(Excerpt provided Opens)

Reading the statistics of terrorist attacks in the world, it is to be noted that more than seventy percent of the events (about ten thousand a year, and increasing) occurs in South-eastern Asia and the Middle East. Highly unstable Afghanistan and Pakistan (and India, albeit claims are more “social”) and Iraq and Persian Gulf countries account for such a high figure. At the southernmost limit of this area lies the Horn of Africa, which is adversely affected.
The region is also affected by the persistence of old and diverse sources of extremism in Equatorial sub-Saharan Africa, where a wide array of diversified phenomena is to be found, ranging from Equatorial Guinea to Niger, northern Chad, the south-west of Sudan and the inner regions of the Democratic Republic of Congo. The threats here rooted affect the Great Lakes region in Africa: Uganda and Kenya, locked in a deadly grip by the parallel menaces coming from East Africa and which found – in the attacks in Kampala on July, 11th, a shocking and immediate visibility. The Horn of Africa is hence merely the tip of a submerged, frightening and extremely difficult to avoid iceberg. Sources of risk are ineradicable in the short term (six to twelve months).
For this to be possible within a longer time frame (the next two to five years) it is necessary to seek solutions to regional problems in the broader context of continental and international scenario while – in parallel – not letting these considerations be an obstacle in understanding the reasons behind local political and military leaders reasoning, while keeping in mind the strategic developments and operational trends. The first fact to grasp is fragmentation.
In Somalia one notes the extreme ineffectiveness of the Transitional Federal Government – more than five years after its birth – even in setting however small technical standards for collaboration, needed to create the armed forces to conduct the fight against extremists. These are themselves deeply divided, as evidenced by defections among factions, most often to gain localized or personalized benefits. The situation is better in the northern regions of Puntland and Somaliland and in Ethiopia, where recent elections were a test of stability that has ended positively.

(Excerpt provided Closes)
(Data Opens)

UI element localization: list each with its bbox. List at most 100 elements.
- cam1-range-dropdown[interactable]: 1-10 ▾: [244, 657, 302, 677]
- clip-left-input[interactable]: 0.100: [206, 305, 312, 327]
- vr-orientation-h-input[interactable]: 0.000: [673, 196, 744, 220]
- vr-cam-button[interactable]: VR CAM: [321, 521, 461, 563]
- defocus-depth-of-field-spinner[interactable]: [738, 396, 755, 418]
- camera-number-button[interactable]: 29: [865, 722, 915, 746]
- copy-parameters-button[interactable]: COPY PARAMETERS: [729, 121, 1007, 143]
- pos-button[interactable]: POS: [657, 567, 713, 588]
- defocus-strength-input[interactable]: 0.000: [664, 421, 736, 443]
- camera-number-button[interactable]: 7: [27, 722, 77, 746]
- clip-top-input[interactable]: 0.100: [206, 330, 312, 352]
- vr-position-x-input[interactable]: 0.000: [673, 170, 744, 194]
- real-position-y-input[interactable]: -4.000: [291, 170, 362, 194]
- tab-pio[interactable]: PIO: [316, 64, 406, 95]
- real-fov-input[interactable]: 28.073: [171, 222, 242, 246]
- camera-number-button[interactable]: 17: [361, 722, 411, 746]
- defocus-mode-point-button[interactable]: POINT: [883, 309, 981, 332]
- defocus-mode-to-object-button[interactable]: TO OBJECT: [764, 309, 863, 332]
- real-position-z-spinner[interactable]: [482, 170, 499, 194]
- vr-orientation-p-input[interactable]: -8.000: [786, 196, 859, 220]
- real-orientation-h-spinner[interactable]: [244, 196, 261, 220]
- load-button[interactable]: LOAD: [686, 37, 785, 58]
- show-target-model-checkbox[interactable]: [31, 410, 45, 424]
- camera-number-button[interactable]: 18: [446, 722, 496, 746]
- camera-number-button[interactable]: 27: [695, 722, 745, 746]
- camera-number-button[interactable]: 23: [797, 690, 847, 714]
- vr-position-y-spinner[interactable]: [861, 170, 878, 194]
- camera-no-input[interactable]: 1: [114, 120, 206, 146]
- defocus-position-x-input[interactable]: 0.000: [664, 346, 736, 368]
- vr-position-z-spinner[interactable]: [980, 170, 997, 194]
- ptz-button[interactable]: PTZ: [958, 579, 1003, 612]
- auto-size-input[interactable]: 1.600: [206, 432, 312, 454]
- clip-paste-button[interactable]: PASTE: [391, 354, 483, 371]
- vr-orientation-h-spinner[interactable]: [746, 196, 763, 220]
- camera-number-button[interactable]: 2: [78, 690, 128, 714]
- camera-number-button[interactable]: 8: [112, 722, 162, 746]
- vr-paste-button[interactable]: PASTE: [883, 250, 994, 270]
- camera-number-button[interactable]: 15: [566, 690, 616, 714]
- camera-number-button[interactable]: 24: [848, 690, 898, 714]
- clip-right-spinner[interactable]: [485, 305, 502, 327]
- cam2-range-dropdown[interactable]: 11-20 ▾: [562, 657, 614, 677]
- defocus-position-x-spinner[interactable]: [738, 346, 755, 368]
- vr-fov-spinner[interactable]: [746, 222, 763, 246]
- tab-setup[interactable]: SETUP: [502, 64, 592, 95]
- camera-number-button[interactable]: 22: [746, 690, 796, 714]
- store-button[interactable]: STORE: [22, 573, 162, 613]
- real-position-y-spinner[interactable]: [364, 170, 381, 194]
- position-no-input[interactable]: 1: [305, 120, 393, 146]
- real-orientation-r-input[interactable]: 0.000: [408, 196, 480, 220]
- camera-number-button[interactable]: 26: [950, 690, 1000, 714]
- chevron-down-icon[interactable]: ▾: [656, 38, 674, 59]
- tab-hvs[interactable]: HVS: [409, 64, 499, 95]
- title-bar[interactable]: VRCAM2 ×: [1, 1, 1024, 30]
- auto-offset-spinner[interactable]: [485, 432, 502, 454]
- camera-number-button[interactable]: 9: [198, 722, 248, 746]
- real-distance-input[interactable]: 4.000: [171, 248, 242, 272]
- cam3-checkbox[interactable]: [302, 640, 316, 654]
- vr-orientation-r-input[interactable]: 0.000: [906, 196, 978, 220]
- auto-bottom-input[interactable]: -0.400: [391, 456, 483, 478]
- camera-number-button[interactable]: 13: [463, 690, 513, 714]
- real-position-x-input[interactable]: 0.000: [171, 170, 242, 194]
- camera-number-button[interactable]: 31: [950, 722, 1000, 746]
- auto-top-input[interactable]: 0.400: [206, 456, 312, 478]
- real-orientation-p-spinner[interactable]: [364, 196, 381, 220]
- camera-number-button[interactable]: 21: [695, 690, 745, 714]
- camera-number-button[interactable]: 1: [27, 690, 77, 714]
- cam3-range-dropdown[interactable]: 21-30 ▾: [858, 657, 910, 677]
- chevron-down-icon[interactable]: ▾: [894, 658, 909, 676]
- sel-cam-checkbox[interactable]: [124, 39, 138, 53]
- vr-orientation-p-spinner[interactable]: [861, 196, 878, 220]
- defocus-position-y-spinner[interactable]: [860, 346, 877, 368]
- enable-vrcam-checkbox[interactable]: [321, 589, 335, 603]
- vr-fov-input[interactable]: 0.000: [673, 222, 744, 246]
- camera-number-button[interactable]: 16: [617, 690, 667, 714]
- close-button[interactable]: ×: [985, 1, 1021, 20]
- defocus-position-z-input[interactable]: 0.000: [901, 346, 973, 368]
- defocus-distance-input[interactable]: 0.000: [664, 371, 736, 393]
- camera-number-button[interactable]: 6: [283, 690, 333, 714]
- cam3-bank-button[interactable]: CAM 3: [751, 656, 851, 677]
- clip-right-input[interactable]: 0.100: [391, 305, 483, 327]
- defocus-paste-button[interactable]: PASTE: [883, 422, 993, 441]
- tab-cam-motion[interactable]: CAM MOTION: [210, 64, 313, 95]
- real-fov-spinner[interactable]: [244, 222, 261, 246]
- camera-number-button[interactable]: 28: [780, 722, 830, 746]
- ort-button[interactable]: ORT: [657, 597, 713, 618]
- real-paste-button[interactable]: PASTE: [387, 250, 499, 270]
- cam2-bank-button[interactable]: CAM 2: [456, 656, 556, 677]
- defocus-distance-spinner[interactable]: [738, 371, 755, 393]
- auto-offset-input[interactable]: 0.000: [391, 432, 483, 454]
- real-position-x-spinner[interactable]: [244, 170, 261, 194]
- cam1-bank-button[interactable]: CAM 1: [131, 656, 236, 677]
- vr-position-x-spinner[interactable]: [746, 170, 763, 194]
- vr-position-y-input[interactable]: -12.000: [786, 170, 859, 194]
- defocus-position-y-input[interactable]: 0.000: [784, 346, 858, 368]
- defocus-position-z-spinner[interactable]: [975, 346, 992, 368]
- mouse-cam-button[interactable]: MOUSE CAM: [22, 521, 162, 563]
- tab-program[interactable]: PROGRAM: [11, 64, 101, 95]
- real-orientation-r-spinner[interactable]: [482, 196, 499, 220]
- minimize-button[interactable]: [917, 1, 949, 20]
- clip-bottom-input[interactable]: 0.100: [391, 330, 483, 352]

(Data Closes)

→ Activity list
a) According to the text on terrorist threats, what share of terrorist attacks in the world occurs in South-eastern Asia and the Middle East?
b) Output the passage of the text on terrorist threats starting at "In Somalia one" and ending at "has ended positively.".

→ Written answers
a) More than seventy percent.

b)
In Somalia one notes the extreme ineffectiveness of the Transitional Federal Government – more than five years after its birth – even in setting however small technical standards for collaboration, needed to create the armed forces to conduct the fight against extremists. These are themselves deeply divided, as evidenced by defections among factions, most often to gain localized or personalized benefits. The situation is better in the northern regions of Puntland and Somaliland and in Ethiopia, where recent elections were a test of stability that has ended positively.